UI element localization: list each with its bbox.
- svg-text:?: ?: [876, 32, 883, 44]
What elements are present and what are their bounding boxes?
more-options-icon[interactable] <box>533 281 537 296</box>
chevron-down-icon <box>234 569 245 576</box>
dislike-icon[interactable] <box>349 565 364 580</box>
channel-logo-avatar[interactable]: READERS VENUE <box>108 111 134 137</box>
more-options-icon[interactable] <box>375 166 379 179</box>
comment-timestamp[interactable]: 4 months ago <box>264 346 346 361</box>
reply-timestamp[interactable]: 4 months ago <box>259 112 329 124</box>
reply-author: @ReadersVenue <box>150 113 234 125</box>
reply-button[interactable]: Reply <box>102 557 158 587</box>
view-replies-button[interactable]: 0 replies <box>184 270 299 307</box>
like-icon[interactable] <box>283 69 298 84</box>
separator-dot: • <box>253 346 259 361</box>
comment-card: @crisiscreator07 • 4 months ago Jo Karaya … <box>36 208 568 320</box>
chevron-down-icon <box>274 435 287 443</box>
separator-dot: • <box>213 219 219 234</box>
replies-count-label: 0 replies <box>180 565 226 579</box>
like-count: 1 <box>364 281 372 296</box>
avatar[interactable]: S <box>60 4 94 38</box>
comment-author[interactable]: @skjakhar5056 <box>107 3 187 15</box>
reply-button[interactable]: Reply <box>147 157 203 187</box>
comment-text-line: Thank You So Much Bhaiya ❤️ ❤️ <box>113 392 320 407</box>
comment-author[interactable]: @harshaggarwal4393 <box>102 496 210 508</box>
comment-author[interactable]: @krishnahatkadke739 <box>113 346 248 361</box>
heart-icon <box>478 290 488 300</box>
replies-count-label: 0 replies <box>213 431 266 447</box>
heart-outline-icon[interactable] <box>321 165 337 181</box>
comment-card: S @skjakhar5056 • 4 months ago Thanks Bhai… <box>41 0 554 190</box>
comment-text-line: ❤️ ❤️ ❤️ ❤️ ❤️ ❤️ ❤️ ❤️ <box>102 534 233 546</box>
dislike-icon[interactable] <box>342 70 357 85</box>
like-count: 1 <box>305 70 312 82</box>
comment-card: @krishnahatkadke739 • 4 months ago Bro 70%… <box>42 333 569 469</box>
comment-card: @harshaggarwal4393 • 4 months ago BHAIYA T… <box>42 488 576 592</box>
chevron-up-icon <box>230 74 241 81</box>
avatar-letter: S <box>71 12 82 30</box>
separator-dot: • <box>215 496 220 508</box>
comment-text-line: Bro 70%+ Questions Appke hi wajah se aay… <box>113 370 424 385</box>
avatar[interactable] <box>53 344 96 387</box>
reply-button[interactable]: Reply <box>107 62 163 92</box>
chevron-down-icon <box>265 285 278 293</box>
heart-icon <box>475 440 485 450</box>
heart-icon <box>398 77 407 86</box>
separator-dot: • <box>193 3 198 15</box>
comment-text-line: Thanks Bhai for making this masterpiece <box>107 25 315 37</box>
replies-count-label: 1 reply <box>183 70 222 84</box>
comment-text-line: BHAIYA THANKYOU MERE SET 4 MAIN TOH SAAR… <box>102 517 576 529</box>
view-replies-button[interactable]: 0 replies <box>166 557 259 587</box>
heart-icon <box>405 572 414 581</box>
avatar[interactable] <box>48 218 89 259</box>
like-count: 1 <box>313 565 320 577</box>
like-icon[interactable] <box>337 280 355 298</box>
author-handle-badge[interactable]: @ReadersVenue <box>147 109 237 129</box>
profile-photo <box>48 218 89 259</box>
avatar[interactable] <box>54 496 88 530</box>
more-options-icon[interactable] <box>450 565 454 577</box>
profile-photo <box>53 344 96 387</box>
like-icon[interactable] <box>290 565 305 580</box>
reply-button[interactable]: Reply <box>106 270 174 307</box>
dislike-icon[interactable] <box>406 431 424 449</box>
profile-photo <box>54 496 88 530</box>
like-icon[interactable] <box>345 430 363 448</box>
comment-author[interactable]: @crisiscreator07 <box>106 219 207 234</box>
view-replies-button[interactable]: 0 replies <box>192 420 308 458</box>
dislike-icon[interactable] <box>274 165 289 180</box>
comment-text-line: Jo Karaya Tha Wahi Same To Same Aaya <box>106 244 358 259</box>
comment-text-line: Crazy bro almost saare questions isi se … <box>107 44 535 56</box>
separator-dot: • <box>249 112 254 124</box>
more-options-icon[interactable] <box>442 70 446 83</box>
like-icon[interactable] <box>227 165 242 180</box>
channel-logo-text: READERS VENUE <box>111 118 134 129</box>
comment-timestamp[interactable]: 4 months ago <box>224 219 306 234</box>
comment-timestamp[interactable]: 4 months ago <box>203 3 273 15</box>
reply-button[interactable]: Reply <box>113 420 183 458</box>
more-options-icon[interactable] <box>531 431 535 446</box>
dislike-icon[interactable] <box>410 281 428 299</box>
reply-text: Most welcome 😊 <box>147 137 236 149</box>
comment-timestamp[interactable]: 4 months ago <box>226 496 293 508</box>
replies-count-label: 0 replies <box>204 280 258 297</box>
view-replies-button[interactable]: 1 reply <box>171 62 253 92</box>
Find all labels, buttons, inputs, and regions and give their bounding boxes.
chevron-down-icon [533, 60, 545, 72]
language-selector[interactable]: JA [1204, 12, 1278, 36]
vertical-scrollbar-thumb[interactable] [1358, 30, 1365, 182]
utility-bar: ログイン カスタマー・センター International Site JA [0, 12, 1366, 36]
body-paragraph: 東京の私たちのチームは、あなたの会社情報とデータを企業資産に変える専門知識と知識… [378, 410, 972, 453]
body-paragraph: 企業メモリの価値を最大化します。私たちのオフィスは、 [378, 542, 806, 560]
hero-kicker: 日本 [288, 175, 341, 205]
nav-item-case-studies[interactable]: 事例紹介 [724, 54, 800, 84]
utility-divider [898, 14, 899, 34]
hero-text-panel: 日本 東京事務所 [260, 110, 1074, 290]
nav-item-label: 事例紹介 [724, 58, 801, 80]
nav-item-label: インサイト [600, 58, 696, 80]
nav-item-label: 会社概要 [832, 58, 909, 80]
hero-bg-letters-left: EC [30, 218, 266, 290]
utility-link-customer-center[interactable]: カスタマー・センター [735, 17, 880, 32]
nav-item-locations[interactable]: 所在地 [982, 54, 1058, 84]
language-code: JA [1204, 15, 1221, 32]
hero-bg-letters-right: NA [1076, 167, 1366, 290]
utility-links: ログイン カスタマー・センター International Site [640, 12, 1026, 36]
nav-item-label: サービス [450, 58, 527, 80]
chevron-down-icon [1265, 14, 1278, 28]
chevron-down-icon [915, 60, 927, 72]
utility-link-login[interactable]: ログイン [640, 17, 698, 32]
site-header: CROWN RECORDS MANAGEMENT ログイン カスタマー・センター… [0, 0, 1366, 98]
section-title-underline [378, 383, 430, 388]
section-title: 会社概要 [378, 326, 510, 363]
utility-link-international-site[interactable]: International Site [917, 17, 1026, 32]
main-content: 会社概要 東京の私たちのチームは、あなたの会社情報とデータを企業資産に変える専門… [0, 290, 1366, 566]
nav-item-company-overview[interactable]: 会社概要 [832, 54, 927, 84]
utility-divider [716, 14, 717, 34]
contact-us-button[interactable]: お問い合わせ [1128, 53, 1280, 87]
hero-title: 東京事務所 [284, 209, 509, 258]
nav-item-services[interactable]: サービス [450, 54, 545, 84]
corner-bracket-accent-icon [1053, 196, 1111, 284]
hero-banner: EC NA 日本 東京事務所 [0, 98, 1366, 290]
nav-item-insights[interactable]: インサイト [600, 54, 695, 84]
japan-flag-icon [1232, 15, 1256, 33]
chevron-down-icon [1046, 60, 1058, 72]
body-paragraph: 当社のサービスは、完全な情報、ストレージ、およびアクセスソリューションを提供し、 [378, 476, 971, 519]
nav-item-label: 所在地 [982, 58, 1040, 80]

### PROBLEM DESCRIPTION
Give back the part of the material above that opens with its first line and closes with the line containing "view-replies-button[interactable]: 0 replies <box>184", both ends included, copying every line without change.

### IN RESPONSE
UI element localization: list each with its bbox.
- svg-text:?: ?: [876, 32, 883, 44]
What elements are present and what are their bounding boxes?
more-options-icon[interactable] <box>533 281 537 296</box>
chevron-down-icon <box>234 569 245 576</box>
dislike-icon[interactable] <box>349 565 364 580</box>
channel-logo-avatar[interactable]: READERS VENUE <box>108 111 134 137</box>
more-options-icon[interactable] <box>375 166 379 179</box>
comment-timestamp[interactable]: 4 months ago <box>264 346 346 361</box>
reply-timestamp[interactable]: 4 months ago <box>259 112 329 124</box>
reply-author: @ReadersVenue <box>150 113 234 125</box>
reply-button[interactable]: Reply <box>102 557 158 587</box>
view-replies-button[interactable]: 0 replies <box>184 270 299 307</box>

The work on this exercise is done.